Data excerpts
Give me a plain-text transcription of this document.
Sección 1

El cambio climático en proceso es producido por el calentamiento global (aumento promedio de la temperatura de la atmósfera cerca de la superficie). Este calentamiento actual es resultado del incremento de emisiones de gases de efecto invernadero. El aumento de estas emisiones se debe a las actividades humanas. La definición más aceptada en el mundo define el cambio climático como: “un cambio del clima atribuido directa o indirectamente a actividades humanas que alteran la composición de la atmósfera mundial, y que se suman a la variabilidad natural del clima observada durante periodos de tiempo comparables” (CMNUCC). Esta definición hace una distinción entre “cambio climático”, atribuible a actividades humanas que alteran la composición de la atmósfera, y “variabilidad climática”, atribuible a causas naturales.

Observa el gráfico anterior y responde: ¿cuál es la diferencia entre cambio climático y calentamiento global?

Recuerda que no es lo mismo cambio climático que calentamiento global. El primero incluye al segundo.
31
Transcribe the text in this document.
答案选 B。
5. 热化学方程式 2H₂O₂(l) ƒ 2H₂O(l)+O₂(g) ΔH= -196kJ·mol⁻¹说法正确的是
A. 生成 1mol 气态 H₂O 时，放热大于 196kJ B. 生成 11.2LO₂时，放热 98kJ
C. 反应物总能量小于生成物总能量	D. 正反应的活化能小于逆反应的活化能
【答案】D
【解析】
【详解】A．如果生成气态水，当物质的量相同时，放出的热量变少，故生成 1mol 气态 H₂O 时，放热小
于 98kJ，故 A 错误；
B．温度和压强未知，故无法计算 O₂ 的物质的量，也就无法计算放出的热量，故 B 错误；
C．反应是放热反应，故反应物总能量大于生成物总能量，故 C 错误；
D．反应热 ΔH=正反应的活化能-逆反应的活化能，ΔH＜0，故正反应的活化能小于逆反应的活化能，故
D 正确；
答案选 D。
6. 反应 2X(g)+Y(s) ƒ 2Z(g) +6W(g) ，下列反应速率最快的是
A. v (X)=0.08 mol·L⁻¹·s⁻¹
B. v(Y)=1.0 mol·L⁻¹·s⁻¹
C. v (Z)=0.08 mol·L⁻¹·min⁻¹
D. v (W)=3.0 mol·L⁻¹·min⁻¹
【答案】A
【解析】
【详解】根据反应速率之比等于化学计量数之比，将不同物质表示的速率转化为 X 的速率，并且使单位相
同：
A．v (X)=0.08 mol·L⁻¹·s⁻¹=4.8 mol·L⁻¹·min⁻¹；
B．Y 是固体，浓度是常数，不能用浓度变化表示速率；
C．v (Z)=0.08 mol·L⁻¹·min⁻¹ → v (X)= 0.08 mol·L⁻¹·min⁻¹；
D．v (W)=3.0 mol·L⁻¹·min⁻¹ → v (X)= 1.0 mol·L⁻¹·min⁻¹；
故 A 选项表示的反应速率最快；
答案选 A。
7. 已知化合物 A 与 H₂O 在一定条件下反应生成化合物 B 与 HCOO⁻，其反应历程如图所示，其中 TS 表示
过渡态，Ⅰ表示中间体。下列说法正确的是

SHORT PROBLEM: Extract all of the data shown above and repeat it verbatim.

FULL RESPONSE:
Give me a plain-text transcription of this document.
Sección 1

El cambio climático en proceso es producido por el calentamiento global (aumento promedio de la temperatura de la atmósfera cerca de la superficie). Este calentamiento actual es resultado del incremento de emisiones de gases de efecto invernadero. El aumento de estas emisiones se debe a las actividades humanas. La definición más aceptada en el mundo define el cambio climático como: “un cambio del clima atribuido directa o indirectamente a actividades humanas que alteran la composición de la atmósfera mundial, y que se suman a la variabilidad natural del clima observada durante periodos de tiempo comparables” (CMNUCC). Esta definición hace una distinción entre “cambio climático”, atribuible a actividades humanas que alteran la composición de la atmósfera, y “variabilidad climática”, atribuible a causas naturales.

Observa el gráfico anterior y responde: ¿cuál es la diferencia entre cambio climático y calentamiento global?

Recuerda que no es lo mismo cambio climático que calentamiento global. El primero incluye al segundo.
31
Transcribe the text in this document.
答案选 B。
5. 热化学方程式 2H₂O₂(l) ƒ 2H₂O(l)+O₂(g) ΔH= -196kJ·mol⁻¹说法正确的是
A. 生成 1mol 气态 H₂O 时，放热大于 196kJ B. 生成 11.2LO₂时，放热 98kJ
C. 反应物总能量小于生成物总能量	D. 正反应的活化能小于逆反应的活化能
【答案】D
【解析】
【详解】A．如果生成气态水，当物质的量相同时，放出的热量变少，故生成 1mol 气态 H₂O 时，放热小
于 98kJ，故 A 错误；
B．温度和压强未知，故无法计算 O₂ 的物质的量，也就无法计算放出的热量，故 B 错误；
C．反应是放热反应，故反应物总能量大于生成物总能量，故 C 错误；
D．反应热 ΔH=正反应的活化能-逆反应的活化能，ΔH＜0，故正反应的活化能小于逆反应的活化能，故
D 正确；
答案选 D。
6. 反应 2X(g)+Y(s) ƒ 2Z(g) +6W(g) ，下列反应速率最快的是
A. v (X)=0.08 mol·L⁻¹·s⁻¹
B. v(Y)=1.0 mol·L⁻¹·s⁻¹
C. v (Z)=0.08 mol·L⁻¹·min⁻¹
D. v (W)=3.0 mol·L⁻¹·min⁻¹
【答案】A
【解析】
【详解】根据反应速率之比等于化学计量数之比，将不同物质表示的速率转化为 X 的速率，并且使单位相
同：
A．v (X)=0.08 mol·L⁻¹·s⁻¹=4.8 mol·L⁻¹·min⁻¹；
B．Y 是固体，浓度是常数，不能用浓度变化表示速率；
C．v (Z)=0.08 mol·L⁻¹·min⁻¹ → v (X)= 0.08 mol·L⁻¹·min⁻¹；
D．v (W)=3.0 mol·L⁻¹·min⁻¹ → v (X)= 1.0 mol·L⁻¹·min⁻¹；
故 A 选项表示的反应速率最快；
答案选 A。
7. 已知化合物 A 与 H₂O 在一定条件下反应生成化合物 B 与 HCOO⁻，其反应历程如图所示，其中 TS 表示
过渡态，Ⅰ表示中间体。下列说法正确的是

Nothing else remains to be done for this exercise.